— START OF PROVIDED MATERIAL —

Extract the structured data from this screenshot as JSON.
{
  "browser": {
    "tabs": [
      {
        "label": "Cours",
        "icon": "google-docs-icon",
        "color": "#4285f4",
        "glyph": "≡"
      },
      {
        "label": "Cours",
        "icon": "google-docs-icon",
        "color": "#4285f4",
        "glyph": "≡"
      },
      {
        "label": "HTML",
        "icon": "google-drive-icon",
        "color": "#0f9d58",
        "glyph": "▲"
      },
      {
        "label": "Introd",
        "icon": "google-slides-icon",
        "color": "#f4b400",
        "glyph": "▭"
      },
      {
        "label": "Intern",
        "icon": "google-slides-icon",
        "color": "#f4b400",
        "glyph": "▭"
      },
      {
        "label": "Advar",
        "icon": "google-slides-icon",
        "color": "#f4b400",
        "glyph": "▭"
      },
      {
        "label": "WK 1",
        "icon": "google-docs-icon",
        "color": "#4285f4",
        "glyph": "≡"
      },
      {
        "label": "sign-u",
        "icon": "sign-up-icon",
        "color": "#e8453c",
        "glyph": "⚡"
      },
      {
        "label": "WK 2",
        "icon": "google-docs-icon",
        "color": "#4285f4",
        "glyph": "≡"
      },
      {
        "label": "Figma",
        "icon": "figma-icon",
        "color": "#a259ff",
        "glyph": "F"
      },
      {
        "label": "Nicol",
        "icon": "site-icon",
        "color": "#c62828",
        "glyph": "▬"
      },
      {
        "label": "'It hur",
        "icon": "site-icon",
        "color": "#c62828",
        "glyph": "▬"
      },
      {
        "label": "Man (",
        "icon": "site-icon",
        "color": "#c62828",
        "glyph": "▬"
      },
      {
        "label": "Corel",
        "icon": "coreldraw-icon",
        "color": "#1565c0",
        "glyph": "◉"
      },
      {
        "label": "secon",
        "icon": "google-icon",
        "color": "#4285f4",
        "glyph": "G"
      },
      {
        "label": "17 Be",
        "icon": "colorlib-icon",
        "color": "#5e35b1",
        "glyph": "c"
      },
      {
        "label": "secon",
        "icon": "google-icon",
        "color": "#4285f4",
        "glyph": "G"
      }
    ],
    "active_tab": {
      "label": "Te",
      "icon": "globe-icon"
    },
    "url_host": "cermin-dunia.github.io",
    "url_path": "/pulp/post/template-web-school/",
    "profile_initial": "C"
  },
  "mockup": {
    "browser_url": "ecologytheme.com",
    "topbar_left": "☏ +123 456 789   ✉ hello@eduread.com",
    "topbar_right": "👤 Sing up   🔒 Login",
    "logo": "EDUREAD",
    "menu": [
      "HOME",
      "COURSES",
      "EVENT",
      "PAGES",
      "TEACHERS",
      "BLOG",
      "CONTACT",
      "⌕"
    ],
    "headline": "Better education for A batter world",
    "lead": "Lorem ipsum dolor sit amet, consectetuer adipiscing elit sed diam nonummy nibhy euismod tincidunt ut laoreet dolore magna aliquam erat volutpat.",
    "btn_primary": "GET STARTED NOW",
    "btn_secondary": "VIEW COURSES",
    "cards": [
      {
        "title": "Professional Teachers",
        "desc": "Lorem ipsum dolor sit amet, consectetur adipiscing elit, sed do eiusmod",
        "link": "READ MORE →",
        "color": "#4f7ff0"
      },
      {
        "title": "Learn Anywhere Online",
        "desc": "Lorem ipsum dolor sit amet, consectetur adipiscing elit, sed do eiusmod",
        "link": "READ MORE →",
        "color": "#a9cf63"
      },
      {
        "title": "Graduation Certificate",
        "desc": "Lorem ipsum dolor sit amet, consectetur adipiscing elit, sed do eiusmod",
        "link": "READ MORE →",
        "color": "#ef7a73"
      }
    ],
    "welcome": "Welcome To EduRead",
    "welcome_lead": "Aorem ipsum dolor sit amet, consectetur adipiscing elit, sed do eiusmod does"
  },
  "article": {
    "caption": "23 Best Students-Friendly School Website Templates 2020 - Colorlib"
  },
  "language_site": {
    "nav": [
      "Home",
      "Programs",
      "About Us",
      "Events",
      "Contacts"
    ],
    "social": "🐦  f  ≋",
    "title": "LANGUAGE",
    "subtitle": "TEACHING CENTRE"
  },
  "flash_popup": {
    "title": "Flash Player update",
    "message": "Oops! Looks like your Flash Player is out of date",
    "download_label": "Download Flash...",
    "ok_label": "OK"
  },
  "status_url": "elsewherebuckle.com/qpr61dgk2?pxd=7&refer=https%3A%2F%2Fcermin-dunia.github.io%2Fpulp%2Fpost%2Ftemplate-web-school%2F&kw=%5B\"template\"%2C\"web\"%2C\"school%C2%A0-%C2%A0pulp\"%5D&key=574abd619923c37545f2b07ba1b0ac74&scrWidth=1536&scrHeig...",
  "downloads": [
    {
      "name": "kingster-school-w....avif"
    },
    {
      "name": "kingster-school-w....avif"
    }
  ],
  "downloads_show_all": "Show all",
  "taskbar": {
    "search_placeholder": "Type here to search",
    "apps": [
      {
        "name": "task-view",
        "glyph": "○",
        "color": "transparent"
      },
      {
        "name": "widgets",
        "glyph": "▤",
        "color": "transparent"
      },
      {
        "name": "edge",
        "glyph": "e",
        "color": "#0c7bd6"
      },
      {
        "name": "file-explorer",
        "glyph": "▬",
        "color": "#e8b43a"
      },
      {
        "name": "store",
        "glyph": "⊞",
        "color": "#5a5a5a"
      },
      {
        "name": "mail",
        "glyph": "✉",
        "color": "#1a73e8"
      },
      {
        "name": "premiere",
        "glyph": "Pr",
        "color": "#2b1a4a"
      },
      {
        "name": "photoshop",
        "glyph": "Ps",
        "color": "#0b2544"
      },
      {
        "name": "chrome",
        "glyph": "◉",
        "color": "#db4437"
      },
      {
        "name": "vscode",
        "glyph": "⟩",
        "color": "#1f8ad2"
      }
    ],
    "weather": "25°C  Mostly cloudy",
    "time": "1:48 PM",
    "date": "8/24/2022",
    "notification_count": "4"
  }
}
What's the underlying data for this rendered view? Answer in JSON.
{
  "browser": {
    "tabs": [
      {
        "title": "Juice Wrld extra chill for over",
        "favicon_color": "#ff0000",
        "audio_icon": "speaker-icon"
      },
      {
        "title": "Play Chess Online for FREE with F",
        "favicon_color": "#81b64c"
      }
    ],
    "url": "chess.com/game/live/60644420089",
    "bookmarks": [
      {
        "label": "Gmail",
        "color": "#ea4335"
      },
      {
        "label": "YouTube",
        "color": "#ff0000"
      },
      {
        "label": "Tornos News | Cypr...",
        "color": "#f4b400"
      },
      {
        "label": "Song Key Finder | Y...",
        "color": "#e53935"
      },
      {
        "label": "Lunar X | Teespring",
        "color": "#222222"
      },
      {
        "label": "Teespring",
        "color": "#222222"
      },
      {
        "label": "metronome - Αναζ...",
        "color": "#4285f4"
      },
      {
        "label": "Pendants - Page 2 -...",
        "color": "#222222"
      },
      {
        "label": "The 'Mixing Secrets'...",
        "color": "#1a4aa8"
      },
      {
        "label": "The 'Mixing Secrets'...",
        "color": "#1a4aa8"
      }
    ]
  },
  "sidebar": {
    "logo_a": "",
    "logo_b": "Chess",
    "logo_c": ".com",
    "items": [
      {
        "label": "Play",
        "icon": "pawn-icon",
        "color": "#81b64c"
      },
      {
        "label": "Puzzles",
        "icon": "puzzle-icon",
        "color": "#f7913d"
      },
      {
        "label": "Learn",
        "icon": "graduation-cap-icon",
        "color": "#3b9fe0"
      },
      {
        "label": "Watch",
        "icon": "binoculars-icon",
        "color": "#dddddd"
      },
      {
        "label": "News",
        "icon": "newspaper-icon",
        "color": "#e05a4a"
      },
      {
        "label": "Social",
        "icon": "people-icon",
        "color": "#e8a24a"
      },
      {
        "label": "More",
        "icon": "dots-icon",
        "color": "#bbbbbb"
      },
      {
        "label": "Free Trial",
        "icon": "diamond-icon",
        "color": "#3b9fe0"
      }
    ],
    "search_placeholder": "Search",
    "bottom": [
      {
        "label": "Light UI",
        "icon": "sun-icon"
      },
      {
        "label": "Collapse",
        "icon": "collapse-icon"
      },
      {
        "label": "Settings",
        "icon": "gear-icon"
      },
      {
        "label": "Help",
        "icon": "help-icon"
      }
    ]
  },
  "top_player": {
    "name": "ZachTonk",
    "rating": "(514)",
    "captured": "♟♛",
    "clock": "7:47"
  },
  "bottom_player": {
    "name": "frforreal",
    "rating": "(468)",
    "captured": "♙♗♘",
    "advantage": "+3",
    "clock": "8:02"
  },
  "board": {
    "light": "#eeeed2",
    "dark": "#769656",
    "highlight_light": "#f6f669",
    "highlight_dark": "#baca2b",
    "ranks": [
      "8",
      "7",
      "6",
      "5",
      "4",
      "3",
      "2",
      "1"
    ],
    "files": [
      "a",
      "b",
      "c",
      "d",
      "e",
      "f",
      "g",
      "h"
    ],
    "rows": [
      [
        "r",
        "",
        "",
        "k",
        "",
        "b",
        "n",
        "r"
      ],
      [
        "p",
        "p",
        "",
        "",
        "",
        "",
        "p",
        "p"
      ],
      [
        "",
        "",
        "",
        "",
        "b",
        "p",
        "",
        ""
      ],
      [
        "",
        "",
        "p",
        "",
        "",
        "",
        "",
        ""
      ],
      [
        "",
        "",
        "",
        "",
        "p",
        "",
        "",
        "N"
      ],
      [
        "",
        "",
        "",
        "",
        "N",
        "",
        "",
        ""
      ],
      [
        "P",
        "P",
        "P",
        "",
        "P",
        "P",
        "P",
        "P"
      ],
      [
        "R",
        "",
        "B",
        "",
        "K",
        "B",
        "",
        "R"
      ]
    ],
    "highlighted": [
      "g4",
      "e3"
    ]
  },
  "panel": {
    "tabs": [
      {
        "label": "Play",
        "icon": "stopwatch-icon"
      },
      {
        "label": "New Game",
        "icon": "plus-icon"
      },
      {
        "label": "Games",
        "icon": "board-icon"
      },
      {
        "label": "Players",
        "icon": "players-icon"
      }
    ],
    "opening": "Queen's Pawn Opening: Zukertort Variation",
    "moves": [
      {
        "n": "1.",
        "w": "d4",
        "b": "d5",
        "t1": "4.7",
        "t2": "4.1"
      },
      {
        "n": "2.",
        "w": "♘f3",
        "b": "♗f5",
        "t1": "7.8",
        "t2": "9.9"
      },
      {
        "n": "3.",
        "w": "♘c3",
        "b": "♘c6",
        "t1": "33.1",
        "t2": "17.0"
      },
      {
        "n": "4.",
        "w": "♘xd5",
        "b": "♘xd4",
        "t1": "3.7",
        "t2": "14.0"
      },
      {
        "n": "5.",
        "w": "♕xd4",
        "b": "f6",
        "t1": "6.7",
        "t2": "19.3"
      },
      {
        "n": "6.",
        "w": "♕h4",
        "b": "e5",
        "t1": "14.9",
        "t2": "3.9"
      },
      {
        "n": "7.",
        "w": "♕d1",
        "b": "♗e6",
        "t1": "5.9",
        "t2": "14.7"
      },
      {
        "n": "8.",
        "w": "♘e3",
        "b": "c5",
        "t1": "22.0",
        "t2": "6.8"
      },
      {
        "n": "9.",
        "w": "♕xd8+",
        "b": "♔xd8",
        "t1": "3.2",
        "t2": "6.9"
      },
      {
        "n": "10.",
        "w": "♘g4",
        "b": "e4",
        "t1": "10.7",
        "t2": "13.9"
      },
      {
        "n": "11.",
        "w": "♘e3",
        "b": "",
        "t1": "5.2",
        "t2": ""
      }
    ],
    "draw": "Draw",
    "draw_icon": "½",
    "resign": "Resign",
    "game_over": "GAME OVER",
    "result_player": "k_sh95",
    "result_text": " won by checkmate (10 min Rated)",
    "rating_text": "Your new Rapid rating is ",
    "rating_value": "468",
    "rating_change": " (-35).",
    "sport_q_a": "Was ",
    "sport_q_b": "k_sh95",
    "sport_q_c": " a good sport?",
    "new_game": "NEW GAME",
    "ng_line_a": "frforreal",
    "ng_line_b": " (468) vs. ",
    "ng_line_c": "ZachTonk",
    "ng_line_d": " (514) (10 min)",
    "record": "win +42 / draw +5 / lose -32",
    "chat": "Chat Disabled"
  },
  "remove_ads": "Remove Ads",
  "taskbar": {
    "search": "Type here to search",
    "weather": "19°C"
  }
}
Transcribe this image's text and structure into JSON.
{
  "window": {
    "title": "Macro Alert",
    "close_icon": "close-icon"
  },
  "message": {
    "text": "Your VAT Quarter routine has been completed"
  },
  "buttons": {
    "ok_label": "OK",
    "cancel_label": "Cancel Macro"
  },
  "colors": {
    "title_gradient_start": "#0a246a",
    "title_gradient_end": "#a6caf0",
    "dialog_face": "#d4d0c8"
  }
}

— END OF PROVIDED MATERIAL —

__EXERCISE INSTRUCTIONS__
Indicate how many lines of the material include the word "data"; the number alone is required.

__TASK SOLUTION__
2